_CHALLENGE:_ Repeat the listing below word for word, from its first line down to and including the line that contains "sort-icon: ↑↓ xyxy=(781,214,795,224)".

-- Start --

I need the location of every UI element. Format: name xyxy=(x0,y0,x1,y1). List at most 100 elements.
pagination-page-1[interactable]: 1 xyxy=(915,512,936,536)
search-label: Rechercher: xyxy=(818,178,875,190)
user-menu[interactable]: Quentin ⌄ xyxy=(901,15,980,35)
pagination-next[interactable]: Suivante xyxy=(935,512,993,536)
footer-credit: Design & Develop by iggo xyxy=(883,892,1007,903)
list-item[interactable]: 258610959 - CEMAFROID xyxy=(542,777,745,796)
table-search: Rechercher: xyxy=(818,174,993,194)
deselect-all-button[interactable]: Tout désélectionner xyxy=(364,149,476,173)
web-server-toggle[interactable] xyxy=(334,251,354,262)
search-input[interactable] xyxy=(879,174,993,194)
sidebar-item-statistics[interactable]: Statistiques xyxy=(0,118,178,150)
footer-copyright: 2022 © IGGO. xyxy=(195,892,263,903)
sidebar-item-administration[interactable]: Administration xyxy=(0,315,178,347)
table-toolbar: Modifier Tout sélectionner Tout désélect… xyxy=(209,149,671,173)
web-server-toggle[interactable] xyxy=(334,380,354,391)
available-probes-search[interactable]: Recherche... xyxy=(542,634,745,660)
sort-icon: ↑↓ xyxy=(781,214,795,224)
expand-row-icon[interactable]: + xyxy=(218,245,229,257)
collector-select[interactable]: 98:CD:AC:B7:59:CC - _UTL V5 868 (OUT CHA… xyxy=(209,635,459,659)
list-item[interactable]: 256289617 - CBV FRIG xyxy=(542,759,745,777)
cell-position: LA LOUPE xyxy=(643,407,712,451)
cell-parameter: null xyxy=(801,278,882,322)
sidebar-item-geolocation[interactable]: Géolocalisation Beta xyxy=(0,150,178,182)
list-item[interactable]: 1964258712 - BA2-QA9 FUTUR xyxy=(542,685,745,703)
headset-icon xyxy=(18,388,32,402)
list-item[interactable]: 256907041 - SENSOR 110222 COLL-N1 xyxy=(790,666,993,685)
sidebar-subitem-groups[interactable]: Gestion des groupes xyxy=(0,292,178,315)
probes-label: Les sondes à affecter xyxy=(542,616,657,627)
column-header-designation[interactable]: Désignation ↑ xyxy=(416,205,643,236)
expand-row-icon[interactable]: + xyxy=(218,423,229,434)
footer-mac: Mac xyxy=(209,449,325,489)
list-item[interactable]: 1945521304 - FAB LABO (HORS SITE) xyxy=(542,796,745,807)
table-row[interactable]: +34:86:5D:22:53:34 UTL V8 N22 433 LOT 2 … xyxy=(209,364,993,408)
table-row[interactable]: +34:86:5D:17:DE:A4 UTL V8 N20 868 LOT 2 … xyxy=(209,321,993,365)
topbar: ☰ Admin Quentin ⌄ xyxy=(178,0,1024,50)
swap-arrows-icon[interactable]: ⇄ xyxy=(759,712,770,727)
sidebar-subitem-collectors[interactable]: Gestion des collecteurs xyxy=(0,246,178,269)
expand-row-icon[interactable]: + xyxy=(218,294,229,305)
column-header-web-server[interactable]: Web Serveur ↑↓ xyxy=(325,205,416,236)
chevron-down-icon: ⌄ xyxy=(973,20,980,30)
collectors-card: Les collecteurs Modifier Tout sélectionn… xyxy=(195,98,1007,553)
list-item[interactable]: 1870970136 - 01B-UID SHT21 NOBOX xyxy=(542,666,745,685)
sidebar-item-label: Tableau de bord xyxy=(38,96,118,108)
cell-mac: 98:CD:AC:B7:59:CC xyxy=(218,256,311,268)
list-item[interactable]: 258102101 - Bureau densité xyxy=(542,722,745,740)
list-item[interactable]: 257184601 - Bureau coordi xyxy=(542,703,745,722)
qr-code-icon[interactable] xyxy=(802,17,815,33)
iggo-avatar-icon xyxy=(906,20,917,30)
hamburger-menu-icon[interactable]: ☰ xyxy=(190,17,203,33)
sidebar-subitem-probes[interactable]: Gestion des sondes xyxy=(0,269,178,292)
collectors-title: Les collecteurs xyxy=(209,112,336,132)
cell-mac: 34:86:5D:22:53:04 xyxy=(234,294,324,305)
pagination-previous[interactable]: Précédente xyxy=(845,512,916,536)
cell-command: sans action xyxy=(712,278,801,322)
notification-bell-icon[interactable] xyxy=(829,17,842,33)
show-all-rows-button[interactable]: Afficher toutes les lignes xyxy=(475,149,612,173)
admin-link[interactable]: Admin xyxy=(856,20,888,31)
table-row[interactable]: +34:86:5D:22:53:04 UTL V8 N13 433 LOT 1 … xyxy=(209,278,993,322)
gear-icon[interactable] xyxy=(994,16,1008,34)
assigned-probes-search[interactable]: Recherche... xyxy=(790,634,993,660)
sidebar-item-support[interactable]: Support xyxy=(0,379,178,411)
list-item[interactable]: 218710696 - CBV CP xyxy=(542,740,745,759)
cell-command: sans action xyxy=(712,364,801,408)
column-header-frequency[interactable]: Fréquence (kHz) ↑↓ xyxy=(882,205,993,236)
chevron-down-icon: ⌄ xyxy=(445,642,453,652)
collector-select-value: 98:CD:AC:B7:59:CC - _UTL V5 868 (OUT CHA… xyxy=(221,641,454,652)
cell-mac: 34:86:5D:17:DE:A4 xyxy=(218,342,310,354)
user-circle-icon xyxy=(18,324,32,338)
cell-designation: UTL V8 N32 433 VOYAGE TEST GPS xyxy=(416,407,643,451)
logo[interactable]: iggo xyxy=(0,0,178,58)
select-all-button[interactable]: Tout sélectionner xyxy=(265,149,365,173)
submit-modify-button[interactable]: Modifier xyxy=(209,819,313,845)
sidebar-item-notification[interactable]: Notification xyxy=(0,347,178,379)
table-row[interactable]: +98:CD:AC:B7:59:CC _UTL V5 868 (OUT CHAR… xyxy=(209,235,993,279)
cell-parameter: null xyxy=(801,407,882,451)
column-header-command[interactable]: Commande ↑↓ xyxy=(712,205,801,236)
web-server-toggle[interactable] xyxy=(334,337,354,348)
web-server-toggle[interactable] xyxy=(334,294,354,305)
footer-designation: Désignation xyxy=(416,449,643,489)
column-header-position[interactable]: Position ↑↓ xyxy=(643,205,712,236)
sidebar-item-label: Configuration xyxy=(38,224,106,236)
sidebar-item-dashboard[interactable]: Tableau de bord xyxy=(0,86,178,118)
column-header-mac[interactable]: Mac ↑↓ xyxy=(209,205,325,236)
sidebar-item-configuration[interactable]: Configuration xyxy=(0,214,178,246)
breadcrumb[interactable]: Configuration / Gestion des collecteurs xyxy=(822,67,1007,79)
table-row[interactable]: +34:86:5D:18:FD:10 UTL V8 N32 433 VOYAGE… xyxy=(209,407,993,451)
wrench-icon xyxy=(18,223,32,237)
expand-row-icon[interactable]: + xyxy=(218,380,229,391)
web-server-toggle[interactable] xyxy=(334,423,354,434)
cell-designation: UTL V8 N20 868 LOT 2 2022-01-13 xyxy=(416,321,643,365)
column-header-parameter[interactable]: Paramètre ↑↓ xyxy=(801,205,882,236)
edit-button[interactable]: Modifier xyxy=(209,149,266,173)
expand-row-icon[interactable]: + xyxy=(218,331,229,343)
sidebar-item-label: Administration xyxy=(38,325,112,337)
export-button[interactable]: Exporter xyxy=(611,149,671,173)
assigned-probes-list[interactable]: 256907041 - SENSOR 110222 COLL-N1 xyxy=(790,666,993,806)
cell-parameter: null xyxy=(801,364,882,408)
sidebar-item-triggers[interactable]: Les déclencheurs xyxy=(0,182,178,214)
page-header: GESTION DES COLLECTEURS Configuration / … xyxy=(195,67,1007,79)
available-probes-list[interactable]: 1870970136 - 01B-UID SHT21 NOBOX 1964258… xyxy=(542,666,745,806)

-- End --

_THE ANSWER:_
I need the location of every UI element. Format: name xyxy=(x0,y0,x1,y1). List at most 100 elements.
pagination-page-1[interactable]: 1 xyxy=(915,512,936,536)
search-label: Rechercher: xyxy=(818,178,875,190)
user-menu[interactable]: Quentin ⌄ xyxy=(901,15,980,35)
pagination-next[interactable]: Suivante xyxy=(935,512,993,536)
footer-credit: Design & Develop by iggo xyxy=(883,892,1007,903)
list-item[interactable]: 258610959 - CEMAFROID xyxy=(542,777,745,796)
table-search: Rechercher: xyxy=(818,174,993,194)
deselect-all-button[interactable]: Tout désélectionner xyxy=(364,149,476,173)
web-server-toggle[interactable] xyxy=(334,251,354,262)
search-input[interactable] xyxy=(879,174,993,194)
sidebar-item-statistics[interactable]: Statistiques xyxy=(0,118,178,150)
footer-copyright: 2022 © IGGO. xyxy=(195,892,263,903)
sidebar-item-administration[interactable]: Administration xyxy=(0,315,178,347)
table-toolbar: Modifier Tout sélectionner Tout désélect… xyxy=(209,149,671,173)
web-server-toggle[interactable] xyxy=(334,380,354,391)
available-probes-search[interactable]: Recherche... xyxy=(542,634,745,660)
sort-icon: ↑↓ xyxy=(781,214,795,224)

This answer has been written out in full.